> **Exercise requirements**:
Lines containing the word "color" are the ones to copy from the records below.

> **Record excerpts**:
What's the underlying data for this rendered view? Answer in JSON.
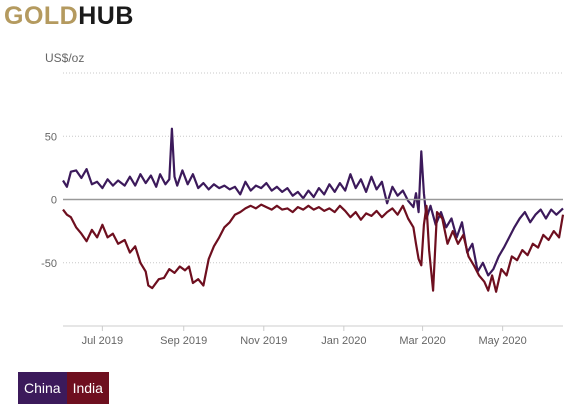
{
  "header": {
    "logo_gold": "GOLD",
    "logo_hub": "HUB"
  },
  "legend": [
    {
      "label": "China",
      "color": "#3c1a5b"
    },
    {
      "label": "India",
      "color": "#6e0f1f"
    }
  ],
  "chart_data": {
    "type": "line",
    "unit_label": "US$/oz",
    "ylim": [
      -100,
      100
    ],
    "yticks": [
      {
        "value": 50,
        "label": "50"
      },
      {
        "value": 0,
        "label": "0"
      },
      {
        "value": -50,
        "label": "-50"
      }
    ],
    "xlim": [
      "2019-06-15",
      "2020-06-30"
    ],
    "xticks": [
      {
        "date": "2019-07-15",
        "label": "Jul 2019"
      },
      {
        "date": "2019-09-15",
        "label": "Sep 2019"
      },
      {
        "date": "2019-11-15",
        "label": "Nov 2019"
      },
      {
        "date": "2020-01-15",
        "label": "Jan 2020"
      },
      {
        "date": "2020-03-15",
        "label": "Mar 2020"
      },
      {
        "date": "2020-05-15",
        "label": "May 2020"
      }
    ],
    "grid": true,
    "legend_position": "bottom-left",
    "series": [
      {
        "name": "China",
        "color": "#3c1a5b",
        "points": [
          [
            "2019-06-15",
            15
          ],
          [
            "2019-06-18",
            10
          ],
          [
            "2019-06-21",
            22
          ],
          [
            "2019-06-25",
            23
          ],
          [
            "2019-06-29",
            17
          ],
          [
            "2019-07-03",
            24
          ],
          [
            "2019-07-07",
            12
          ],
          [
            "2019-07-11",
            14
          ],
          [
            "2019-07-15",
            9
          ],
          [
            "2019-07-19",
            16
          ],
          [
            "2019-07-23",
            11
          ],
          [
            "2019-07-27",
            15
          ],
          [
            "2019-08-01",
            11
          ],
          [
            "2019-08-05",
            18
          ],
          [
            "2019-08-09",
            11
          ],
          [
            "2019-08-13",
            20
          ],
          [
            "2019-08-17",
            13
          ],
          [
            "2019-08-21",
            19
          ],
          [
            "2019-08-25",
            10
          ],
          [
            "2019-08-28",
            20
          ],
          [
            "2019-09-01",
            12
          ],
          [
            "2019-09-04",
            16
          ],
          [
            "2019-09-06",
            56
          ],
          [
            "2019-09-08",
            18
          ],
          [
            "2019-09-10",
            11
          ],
          [
            "2019-09-14",
            23
          ],
          [
            "2019-09-18",
            12
          ],
          [
            "2019-09-22",
            20
          ],
          [
            "2019-09-26",
            9
          ],
          [
            "2019-09-30",
            13
          ],
          [
            "2019-10-04",
            8
          ],
          [
            "2019-10-08",
            12
          ],
          [
            "2019-10-12",
            9
          ],
          [
            "2019-10-16",
            11
          ],
          [
            "2019-10-20",
            8
          ],
          [
            "2019-10-24",
            10
          ],
          [
            "2019-10-28",
            4
          ],
          [
            "2019-11-01",
            14
          ],
          [
            "2019-11-05",
            7
          ],
          [
            "2019-11-09",
            11
          ],
          [
            "2019-11-13",
            9
          ],
          [
            "2019-11-17",
            13
          ],
          [
            "2019-11-21",
            7
          ],
          [
            "2019-11-25",
            10
          ],
          [
            "2019-11-29",
            6
          ],
          [
            "2019-12-03",
            9
          ],
          [
            "2019-12-07",
            3
          ],
          [
            "2019-12-11",
            6
          ],
          [
            "2019-12-15",
            1
          ],
          [
            "2019-12-19",
            7
          ],
          [
            "2019-12-23",
            2
          ],
          [
            "2019-12-27",
            9
          ],
          [
            "2019-12-31",
            4
          ],
          [
            "2020-01-04",
            12
          ],
          [
            "2020-01-08",
            6
          ],
          [
            "2020-01-12",
            13
          ],
          [
            "2020-01-16",
            7
          ],
          [
            "2020-01-20",
            20
          ],
          [
            "2020-01-24",
            9
          ],
          [
            "2020-01-28",
            16
          ],
          [
            "2020-02-01",
            6
          ],
          [
            "2020-02-05",
            18
          ],
          [
            "2020-02-09",
            8
          ],
          [
            "2020-02-13",
            14
          ],
          [
            "2020-02-17",
            -3
          ],
          [
            "2020-02-21",
            10
          ],
          [
            "2020-02-25",
            3
          ],
          [
            "2020-02-29",
            7
          ],
          [
            "2020-03-04",
            -1
          ],
          [
            "2020-03-08",
            -6
          ],
          [
            "2020-03-10",
            5
          ],
          [
            "2020-03-12",
            -10
          ],
          [
            "2020-03-14",
            38
          ],
          [
            "2020-03-16",
            5
          ],
          [
            "2020-03-18",
            -15
          ],
          [
            "2020-03-21",
            -5
          ],
          [
            "2020-03-25",
            -20
          ],
          [
            "2020-03-29",
            -10
          ],
          [
            "2020-04-02",
            -22
          ],
          [
            "2020-04-06",
            -15
          ],
          [
            "2020-04-10",
            -30
          ],
          [
            "2020-04-14",
            -18
          ],
          [
            "2020-04-18",
            -42
          ],
          [
            "2020-04-22",
            -35
          ],
          [
            "2020-04-26",
            -57
          ],
          [
            "2020-04-30",
            -50
          ],
          [
            "2020-05-04",
            -60
          ],
          [
            "2020-05-08",
            -55
          ],
          [
            "2020-05-12",
            -45
          ],
          [
            "2020-05-16",
            -38
          ],
          [
            "2020-05-20",
            -30
          ],
          [
            "2020-05-24",
            -22
          ],
          [
            "2020-05-28",
            -15
          ],
          [
            "2020-06-01",
            -10
          ],
          [
            "2020-06-05",
            -18
          ],
          [
            "2020-06-09",
            -12
          ],
          [
            "2020-06-13",
            -8
          ],
          [
            "2020-06-17",
            -15
          ],
          [
            "2020-06-21",
            -8
          ],
          [
            "2020-06-25",
            -12
          ],
          [
            "2020-06-30",
            -7
          ]
        ]
      },
      {
        "name": "India",
        "color": "#6e0f1f",
        "points": [
          [
            "2019-06-15",
            -8
          ],
          [
            "2019-06-18",
            -12
          ],
          [
            "2019-06-21",
            -14
          ],
          [
            "2019-06-25",
            -22
          ],
          [
            "2019-06-29",
            -27
          ],
          [
            "2019-07-03",
            -33
          ],
          [
            "2019-07-07",
            -24
          ],
          [
            "2019-07-11",
            -30
          ],
          [
            "2019-07-15",
            -20
          ],
          [
            "2019-07-19",
            -30
          ],
          [
            "2019-07-23",
            -27
          ],
          [
            "2019-07-27",
            -35
          ],
          [
            "2019-08-01",
            -32
          ],
          [
            "2019-08-05",
            -42
          ],
          [
            "2019-08-09",
            -37
          ],
          [
            "2019-08-13",
            -50
          ],
          [
            "2019-08-17",
            -57
          ],
          [
            "2019-08-19",
            -68
          ],
          [
            "2019-08-22",
            -70
          ],
          [
            "2019-08-27",
            -63
          ],
          [
            "2019-08-31",
            -62
          ],
          [
            "2019-09-04",
            -55
          ],
          [
            "2019-09-08",
            -58
          ],
          [
            "2019-09-12",
            -53
          ],
          [
            "2019-09-16",
            -56
          ],
          [
            "2019-09-19",
            -53
          ],
          [
            "2019-09-22",
            -66
          ],
          [
            "2019-09-26",
            -63
          ],
          [
            "2019-09-30",
            -68
          ],
          [
            "2019-10-04",
            -47
          ],
          [
            "2019-10-08",
            -37
          ],
          [
            "2019-10-12",
            -30
          ],
          [
            "2019-10-16",
            -22
          ],
          [
            "2019-10-20",
            -18
          ],
          [
            "2019-10-24",
            -12
          ],
          [
            "2019-10-28",
            -10
          ],
          [
            "2019-11-01",
            -7
          ],
          [
            "2019-11-05",
            -5
          ],
          [
            "2019-11-09",
            -7
          ],
          [
            "2019-11-13",
            -4
          ],
          [
            "2019-11-17",
            -6
          ],
          [
            "2019-11-21",
            -8
          ],
          [
            "2019-11-25",
            -5
          ],
          [
            "2019-11-29",
            -8
          ],
          [
            "2019-12-03",
            -7
          ],
          [
            "2019-12-07",
            -10
          ],
          [
            "2019-12-11",
            -6
          ],
          [
            "2019-12-15",
            -8
          ],
          [
            "2019-12-19",
            -5
          ],
          [
            "2019-12-23",
            -8
          ],
          [
            "2019-12-27",
            -6
          ],
          [
            "2019-12-31",
            -9
          ],
          [
            "2020-01-04",
            -7
          ],
          [
            "2020-01-08",
            -10
          ],
          [
            "2020-01-12",
            -5
          ],
          [
            "2020-01-16",
            -9
          ],
          [
            "2020-01-20",
            -14
          ],
          [
            "2020-01-24",
            -10
          ],
          [
            "2020-01-28",
            -16
          ],
          [
            "2020-02-01",
            -11
          ],
          [
            "2020-02-05",
            -13
          ],
          [
            "2020-02-09",
            -9
          ],
          [
            "2020-02-13",
            -14
          ],
          [
            "2020-02-17",
            -10
          ],
          [
            "2020-02-21",
            -7
          ],
          [
            "2020-02-25",
            -12
          ],
          [
            "2020-02-29",
            -5
          ],
          [
            "2020-03-04",
            -15
          ],
          [
            "2020-03-08",
            -22
          ],
          [
            "2020-03-10",
            -35
          ],
          [
            "2020-03-12",
            -47
          ],
          [
            "2020-03-14",
            -52
          ],
          [
            "2020-03-16",
            -20
          ],
          [
            "2020-03-18",
            -5
          ],
          [
            "2020-03-20",
            -40
          ],
          [
            "2020-03-23",
            -72
          ],
          [
            "2020-03-26",
            -10
          ],
          [
            "2020-03-30",
            -15
          ],
          [
            "2020-04-03",
            -35
          ],
          [
            "2020-04-07",
            -25
          ],
          [
            "2020-04-11",
            -35
          ],
          [
            "2020-04-15",
            -28
          ],
          [
            "2020-04-19",
            -45
          ],
          [
            "2020-04-23",
            -52
          ],
          [
            "2020-04-27",
            -60
          ],
          [
            "2020-05-01",
            -65
          ],
          [
            "2020-05-04",
            -72
          ],
          [
            "2020-05-07",
            -60
          ],
          [
            "2020-05-10",
            -73
          ],
          [
            "2020-05-14",
            -55
          ],
          [
            "2020-05-18",
            -60
          ],
          [
            "2020-05-22",
            -45
          ],
          [
            "2020-05-26",
            -48
          ],
          [
            "2020-05-30",
            -40
          ],
          [
            "2020-06-03",
            -44
          ],
          [
            "2020-06-07",
            -35
          ],
          [
            "2020-06-11",
            -38
          ],
          [
            "2020-06-15",
            -28
          ],
          [
            "2020-06-19",
            -32
          ],
          [
            "2020-06-23",
            -25
          ],
          [
            "2020-06-27",
            -30
          ],
          [
            "2020-06-30",
            -12
          ]
        ]
      }
    ]
  }
}
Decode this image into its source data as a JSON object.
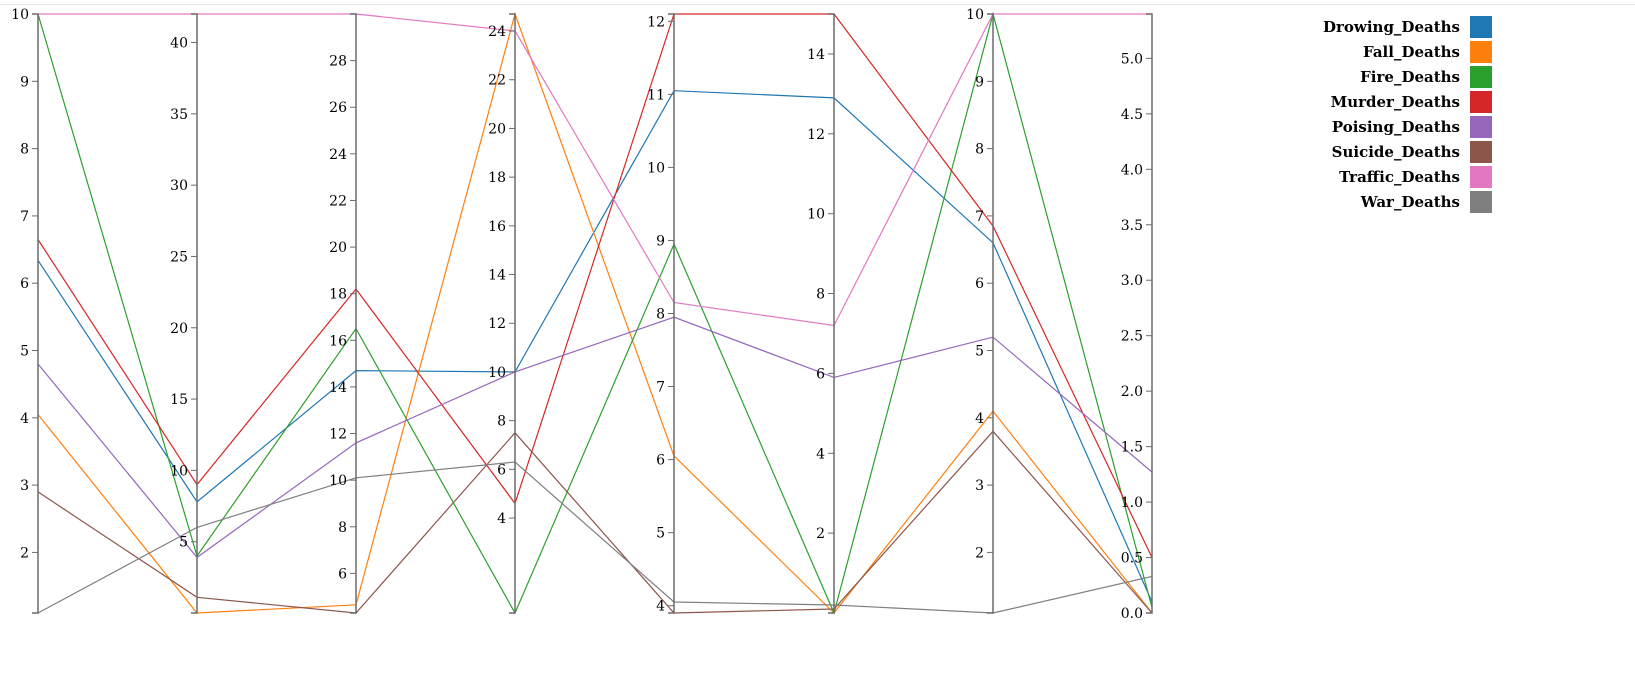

> **Solution to this exercise**:
      "color": "#3c1a5b"
      "color": "#6e0f1f"
        "color": "#3c1a5b",
        "color": "#6e0f1f",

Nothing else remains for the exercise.